[Extracts from a graphics dataset]
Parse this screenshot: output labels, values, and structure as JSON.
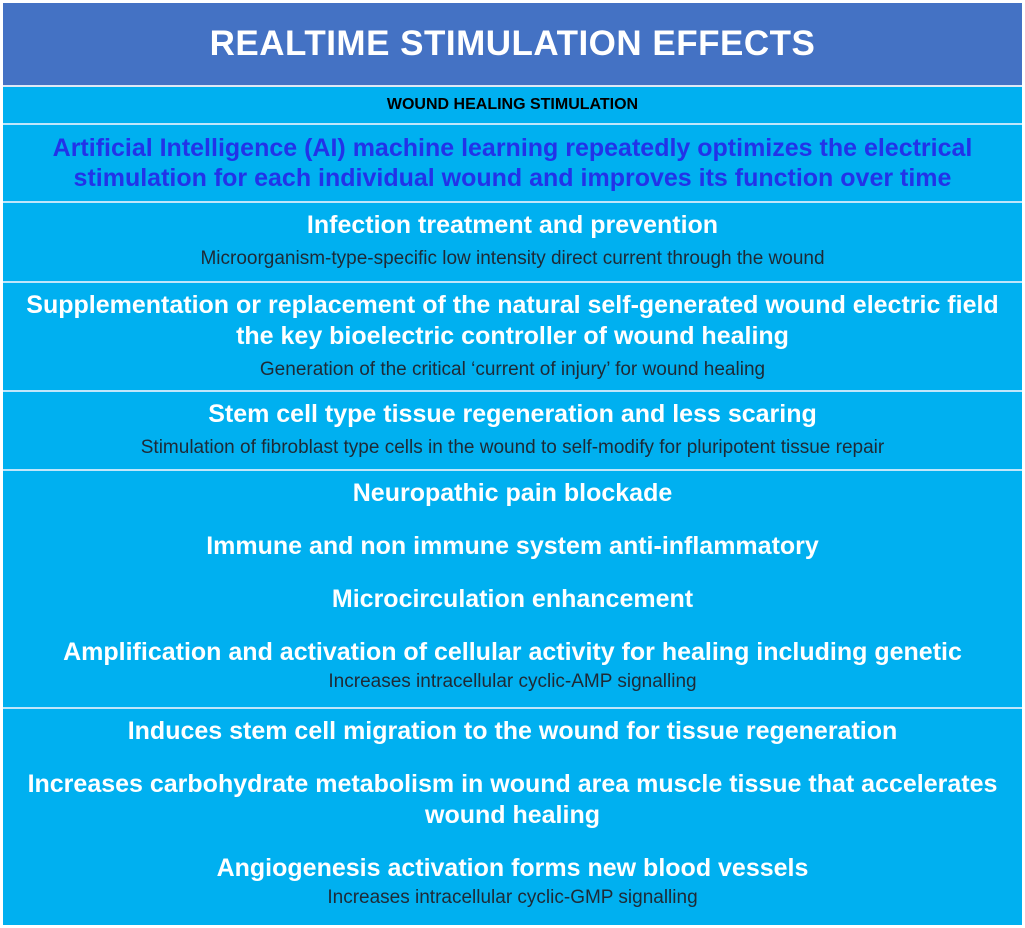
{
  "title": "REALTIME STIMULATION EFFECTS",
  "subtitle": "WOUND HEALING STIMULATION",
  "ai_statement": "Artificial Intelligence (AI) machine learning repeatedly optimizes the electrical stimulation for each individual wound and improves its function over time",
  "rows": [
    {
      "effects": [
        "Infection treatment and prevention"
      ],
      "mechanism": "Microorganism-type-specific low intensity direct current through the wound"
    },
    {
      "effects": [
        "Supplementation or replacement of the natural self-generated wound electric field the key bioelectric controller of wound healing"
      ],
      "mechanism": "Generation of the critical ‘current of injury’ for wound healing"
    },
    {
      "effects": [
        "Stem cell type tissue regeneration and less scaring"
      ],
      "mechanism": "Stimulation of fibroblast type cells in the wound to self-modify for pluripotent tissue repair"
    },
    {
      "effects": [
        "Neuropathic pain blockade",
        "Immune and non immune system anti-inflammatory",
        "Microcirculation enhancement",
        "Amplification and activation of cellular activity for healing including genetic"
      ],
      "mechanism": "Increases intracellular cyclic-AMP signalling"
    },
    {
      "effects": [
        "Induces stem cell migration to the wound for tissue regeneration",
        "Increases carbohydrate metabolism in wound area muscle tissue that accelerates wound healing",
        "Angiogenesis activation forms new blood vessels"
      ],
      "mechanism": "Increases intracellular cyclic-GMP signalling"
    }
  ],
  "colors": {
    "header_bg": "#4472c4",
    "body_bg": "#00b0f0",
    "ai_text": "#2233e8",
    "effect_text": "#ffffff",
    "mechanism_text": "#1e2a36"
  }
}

● **Directions**
You are asked to output the records precisely as they appear, minus any pictures.

● **Exercise output**
Parse this screenshot: output labels, values, and structure as JSON.
{
  "title": "REALTIME STIMULATION EFFECTS",
  "subtitle": "WOUND HEALING STIMULATION",
  "ai_statement": "Artificial Intelligence (AI) machine learning repeatedly optimizes the electrical stimulation for each individual wound and improves its function over time",
  "rows": [
    {
      "effects": [
        "Infection treatment and prevention"
      ],
      "mechanism": "Microorganism-type-specific low intensity direct current through the wound"
    },
    {
      "effects": [
        "Supplementation or replacement of the natural self-generated wound electric field the key bioelectric controller of wound healing"
      ],
      "mechanism": "Generation of the critical ‘current of injury’ for wound healing"
    },
    {
      "effects": [
        "Stem cell type tissue regeneration and less scaring"
      ],
      "mechanism": "Stimulation of fibroblast type cells in the wound to self-modify for pluripotent tissue repair"
    },
    {
      "effects": [
        "Neuropathic pain blockade",
        "Immune and non immune system anti-inflammatory",
        "Microcirculation enhancement",
        "Amplification and activation of cellular activity for healing including genetic"
      ],
      "mechanism": "Increases intracellular cyclic-AMP signalling"
    },
    {
      "effects": [
        "Induces stem cell migration to the wound for tissue regeneration",
        "Increases carbohydrate metabolism in wound area muscle tissue that accelerates wound healing",
        "Angiogenesis activation forms new blood vessels"
      ],
      "mechanism": "Increases intracellular cyclic-GMP signalling"
    }
  ],
  "colors": {
    "header_bg": "#4472c4",
    "body_bg": "#00b0f0",
    "ai_text": "#2233e8",
    "effect_text": "#ffffff",
    "mechanism_text": "#1e2a36"
  }
}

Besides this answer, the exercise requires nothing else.